### Given problem a
In the news article about the wineries' dismissed cases, restate more briefly the paragraph beginning "The wineries claimed that," keeping its main facts.

Ill. AG's intervention dismisses whistleblower cases against Calif. wineries

Winerack

CHICAGO (Legal Newsline) - Several California wineries avoided whistleblower lawsuits after Illinois Attorney General Lisa Madigan moved to dismiss 28 qui tam cases involving sales tax on shipping charges.

Qui tam cases are civil lawsuits brought by whistleblowers under the False Claims Act. In the wineries' cases, the Wine Institute and dozens of individual wineries were alleged to have failed in collecting sales taxes on shipping charges for wine shipped to Illinois customers.

The wineries claimed that by offering online purchasers the option to decline shipping and take delivery at the vendor’s location, they were not liable for tax collection on shipping charges. This stance was supported by a letter from the Illinois Department of Revenue.

Attorneys from Reed Smith, which represented the wineries, filed a request with Madigan to have the case dismissed. The Attorney General's Office can file a motion to dismiss any case in the court system at her individual discretion.

The courts almost always defer to the prosecutorial discretion of the state, and did so in this case, the firm said.

“They can file a motion to dismiss and they don’t really need a basis for that motion,” said Adam Beckerink, attorney at Reed Smith.

But in this case, Madigan did offer a rationale for the dismissal.

“They did say to the court that the reasons for the filing of the motion was, one, that the wineries proved to them that they offered the pick-up option, or, two, that the cases were so de minimis in the amount of taxes that would have been collected,” Beckerink said.

This is not the first time Illinois courts have addressed the issue of taxation as it relates to shipping charges. In Keen v. Wal-Mart Stores, Inc. the Illinois Supreme Court determined that in an online sale creates an inseparable link between the sale and the delivery, and therefore, delivery charges were taxable.

This decision stood in direct opposition to Department of Revenue regulations that said a separately stated shipping charge is separately negotiated and is not taxable as long as it reflects the actual cost of shipping.

[Excerpt from a dataset]

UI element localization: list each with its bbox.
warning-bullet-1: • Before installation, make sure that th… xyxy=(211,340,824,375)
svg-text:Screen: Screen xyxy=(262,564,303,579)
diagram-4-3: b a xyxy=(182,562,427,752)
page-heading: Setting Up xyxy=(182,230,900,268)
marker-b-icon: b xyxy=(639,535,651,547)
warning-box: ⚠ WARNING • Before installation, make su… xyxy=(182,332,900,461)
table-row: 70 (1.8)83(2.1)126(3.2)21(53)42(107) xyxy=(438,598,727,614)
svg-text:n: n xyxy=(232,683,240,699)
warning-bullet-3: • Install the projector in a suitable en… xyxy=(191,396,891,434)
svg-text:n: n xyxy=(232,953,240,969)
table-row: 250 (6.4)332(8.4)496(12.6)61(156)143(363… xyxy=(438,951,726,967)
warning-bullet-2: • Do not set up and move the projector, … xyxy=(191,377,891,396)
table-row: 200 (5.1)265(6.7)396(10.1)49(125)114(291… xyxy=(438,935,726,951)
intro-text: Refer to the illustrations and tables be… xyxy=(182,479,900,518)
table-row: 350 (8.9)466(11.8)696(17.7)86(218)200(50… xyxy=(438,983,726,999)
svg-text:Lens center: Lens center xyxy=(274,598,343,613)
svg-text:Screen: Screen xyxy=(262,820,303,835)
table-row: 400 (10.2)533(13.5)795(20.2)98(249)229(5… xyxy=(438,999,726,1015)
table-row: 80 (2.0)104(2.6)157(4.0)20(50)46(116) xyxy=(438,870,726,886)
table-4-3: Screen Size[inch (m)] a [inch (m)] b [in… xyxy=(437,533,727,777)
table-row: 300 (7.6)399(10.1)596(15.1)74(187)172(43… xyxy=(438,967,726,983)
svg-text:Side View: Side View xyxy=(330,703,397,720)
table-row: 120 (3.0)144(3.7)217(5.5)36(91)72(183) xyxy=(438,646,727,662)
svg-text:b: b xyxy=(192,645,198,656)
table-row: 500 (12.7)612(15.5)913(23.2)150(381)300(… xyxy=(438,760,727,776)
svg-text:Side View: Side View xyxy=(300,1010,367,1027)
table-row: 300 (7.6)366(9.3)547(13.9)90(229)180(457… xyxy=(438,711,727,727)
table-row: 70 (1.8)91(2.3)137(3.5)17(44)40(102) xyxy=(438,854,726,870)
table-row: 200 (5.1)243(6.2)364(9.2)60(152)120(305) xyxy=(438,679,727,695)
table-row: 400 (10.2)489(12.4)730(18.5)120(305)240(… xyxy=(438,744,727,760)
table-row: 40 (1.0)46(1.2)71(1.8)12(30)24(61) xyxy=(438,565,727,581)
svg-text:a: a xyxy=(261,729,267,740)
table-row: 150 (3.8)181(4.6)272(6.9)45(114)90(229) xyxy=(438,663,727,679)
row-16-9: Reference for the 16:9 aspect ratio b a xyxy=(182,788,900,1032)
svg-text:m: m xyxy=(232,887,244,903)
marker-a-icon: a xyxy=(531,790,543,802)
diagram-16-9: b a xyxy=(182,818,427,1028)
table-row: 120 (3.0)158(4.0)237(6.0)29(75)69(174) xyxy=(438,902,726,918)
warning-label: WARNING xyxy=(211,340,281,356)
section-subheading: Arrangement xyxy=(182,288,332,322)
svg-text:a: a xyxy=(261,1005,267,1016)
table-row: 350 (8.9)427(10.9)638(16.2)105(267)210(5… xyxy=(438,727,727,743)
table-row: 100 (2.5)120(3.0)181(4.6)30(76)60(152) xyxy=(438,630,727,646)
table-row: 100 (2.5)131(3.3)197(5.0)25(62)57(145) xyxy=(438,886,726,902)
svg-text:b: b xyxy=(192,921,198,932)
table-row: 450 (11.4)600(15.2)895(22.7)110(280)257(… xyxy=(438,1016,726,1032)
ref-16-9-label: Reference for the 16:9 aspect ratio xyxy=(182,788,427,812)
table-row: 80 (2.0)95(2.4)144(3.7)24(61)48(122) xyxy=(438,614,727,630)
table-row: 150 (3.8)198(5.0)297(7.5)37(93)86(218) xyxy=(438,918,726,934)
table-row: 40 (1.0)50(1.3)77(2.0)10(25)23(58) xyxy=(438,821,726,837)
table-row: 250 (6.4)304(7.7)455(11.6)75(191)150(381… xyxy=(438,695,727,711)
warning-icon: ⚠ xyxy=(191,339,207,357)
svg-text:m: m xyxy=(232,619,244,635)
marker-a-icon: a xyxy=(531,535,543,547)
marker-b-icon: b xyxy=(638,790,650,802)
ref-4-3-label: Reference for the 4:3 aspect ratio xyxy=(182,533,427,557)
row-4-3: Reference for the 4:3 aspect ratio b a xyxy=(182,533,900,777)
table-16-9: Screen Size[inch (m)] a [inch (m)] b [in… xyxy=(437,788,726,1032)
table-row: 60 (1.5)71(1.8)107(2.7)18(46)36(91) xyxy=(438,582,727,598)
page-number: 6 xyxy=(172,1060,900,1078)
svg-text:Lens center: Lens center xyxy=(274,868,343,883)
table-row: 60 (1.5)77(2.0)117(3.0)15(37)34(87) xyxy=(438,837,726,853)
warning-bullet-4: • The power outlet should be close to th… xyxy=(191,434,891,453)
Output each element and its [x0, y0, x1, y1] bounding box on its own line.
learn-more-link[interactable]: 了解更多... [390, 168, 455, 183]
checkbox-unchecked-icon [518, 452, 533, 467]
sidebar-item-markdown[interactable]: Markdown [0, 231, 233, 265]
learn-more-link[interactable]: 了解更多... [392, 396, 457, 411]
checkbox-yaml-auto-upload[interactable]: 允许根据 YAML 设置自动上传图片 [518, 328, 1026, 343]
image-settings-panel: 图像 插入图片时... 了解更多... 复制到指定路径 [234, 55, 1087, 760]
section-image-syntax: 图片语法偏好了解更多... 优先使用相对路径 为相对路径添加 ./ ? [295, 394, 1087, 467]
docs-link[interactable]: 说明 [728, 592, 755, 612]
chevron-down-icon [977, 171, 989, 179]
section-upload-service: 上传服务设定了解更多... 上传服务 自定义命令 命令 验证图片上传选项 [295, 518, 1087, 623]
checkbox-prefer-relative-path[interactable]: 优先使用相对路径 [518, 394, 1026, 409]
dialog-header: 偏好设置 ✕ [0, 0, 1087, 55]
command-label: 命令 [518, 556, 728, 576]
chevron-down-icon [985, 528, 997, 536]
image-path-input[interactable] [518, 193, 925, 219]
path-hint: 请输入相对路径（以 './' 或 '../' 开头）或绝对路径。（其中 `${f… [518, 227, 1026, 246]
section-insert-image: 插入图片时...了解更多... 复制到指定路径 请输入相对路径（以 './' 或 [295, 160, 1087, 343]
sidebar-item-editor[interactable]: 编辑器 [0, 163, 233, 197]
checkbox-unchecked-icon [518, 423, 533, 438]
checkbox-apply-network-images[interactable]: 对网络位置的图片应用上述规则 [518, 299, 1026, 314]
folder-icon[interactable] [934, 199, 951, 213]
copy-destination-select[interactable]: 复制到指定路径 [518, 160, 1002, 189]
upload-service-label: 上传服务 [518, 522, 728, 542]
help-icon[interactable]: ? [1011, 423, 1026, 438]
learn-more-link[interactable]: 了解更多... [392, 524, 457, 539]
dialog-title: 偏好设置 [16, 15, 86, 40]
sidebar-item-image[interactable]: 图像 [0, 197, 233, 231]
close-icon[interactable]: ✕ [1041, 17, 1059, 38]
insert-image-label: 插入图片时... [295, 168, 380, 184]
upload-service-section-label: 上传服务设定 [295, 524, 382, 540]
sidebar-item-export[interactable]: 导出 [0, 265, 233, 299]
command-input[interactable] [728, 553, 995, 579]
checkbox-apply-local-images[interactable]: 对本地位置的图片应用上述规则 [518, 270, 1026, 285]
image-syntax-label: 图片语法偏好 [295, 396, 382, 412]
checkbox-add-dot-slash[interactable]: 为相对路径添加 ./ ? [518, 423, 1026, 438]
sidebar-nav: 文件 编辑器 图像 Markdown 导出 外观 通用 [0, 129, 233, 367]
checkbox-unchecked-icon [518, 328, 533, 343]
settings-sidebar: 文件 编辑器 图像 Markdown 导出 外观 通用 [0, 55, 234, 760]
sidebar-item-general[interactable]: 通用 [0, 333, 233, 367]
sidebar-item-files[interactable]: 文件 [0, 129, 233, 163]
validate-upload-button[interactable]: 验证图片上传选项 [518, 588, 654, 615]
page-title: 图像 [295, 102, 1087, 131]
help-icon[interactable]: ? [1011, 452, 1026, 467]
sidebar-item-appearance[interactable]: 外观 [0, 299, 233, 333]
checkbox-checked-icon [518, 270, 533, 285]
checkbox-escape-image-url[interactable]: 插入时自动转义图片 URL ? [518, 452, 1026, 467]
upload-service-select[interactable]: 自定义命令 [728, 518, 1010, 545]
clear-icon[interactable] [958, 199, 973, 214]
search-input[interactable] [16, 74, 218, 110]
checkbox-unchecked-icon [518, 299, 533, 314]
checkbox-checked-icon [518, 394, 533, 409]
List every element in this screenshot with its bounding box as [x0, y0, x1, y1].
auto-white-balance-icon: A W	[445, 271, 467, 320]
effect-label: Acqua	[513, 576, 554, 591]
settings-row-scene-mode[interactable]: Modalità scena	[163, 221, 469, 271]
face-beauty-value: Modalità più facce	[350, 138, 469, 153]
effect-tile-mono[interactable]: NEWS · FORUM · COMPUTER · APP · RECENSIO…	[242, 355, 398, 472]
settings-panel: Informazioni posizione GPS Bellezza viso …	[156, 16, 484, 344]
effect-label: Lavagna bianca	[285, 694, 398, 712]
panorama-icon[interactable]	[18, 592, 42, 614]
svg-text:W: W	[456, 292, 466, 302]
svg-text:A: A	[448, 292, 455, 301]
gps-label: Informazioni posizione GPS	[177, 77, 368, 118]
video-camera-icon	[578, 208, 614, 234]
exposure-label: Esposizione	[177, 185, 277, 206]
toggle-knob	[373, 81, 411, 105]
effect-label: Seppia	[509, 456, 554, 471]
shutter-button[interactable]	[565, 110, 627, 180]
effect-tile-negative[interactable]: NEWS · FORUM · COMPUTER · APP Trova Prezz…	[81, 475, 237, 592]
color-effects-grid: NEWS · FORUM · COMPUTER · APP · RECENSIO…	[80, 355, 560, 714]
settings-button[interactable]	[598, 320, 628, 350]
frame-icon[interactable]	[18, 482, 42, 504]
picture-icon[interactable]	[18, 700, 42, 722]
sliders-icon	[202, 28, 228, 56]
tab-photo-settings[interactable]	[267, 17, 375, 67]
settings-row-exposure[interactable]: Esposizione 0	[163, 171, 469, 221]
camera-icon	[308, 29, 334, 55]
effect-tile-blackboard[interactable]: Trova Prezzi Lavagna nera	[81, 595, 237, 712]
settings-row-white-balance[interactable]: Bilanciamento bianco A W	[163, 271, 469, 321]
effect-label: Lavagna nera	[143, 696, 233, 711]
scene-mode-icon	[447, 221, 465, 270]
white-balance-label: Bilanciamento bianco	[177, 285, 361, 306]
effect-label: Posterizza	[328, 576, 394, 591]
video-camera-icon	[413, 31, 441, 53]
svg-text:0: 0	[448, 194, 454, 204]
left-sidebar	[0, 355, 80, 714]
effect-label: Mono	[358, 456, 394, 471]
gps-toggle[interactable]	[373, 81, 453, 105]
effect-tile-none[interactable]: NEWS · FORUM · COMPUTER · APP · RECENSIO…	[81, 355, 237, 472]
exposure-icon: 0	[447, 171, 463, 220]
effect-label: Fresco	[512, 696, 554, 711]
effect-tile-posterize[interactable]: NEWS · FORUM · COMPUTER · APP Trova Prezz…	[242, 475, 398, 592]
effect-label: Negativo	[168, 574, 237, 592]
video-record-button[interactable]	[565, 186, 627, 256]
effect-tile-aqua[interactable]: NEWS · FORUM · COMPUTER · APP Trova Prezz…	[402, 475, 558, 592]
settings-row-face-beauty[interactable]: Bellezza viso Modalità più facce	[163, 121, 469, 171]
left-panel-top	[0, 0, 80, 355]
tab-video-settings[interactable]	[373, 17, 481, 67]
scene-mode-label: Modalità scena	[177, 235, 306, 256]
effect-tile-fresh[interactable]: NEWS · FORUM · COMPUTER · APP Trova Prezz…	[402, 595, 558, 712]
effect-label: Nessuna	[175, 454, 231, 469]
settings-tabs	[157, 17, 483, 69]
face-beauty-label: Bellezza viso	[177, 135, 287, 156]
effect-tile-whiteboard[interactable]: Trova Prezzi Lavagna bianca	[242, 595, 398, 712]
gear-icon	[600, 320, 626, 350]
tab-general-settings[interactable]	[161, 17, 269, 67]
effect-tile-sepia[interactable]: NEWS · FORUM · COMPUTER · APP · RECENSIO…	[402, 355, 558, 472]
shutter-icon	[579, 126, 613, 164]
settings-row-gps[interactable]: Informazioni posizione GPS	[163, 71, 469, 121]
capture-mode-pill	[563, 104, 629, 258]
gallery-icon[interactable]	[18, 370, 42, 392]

### Given problem b
Copy the listing word for word, from its first line down to the line containing "marker-b-icon: b xyxy=(639,535,651,547)", both ends included.

### Written response a
The wineries said they owed no tax on shipping charges because online buyers could decline shipping and pick up their wine at the vendor's location. A letter from the Illinois Department of Revenue supported this position.

### Written response b
UI element localization: list each with its bbox.
warning-bullet-1: • Before installation, make sure that th… xyxy=(211,340,824,375)
svg-text:Screen: Screen xyxy=(262,564,303,579)
diagram-4-3: b a xyxy=(182,562,427,752)
page-heading: Setting Up xyxy=(182,230,900,268)
marker-b-icon: b xyxy=(639,535,651,547)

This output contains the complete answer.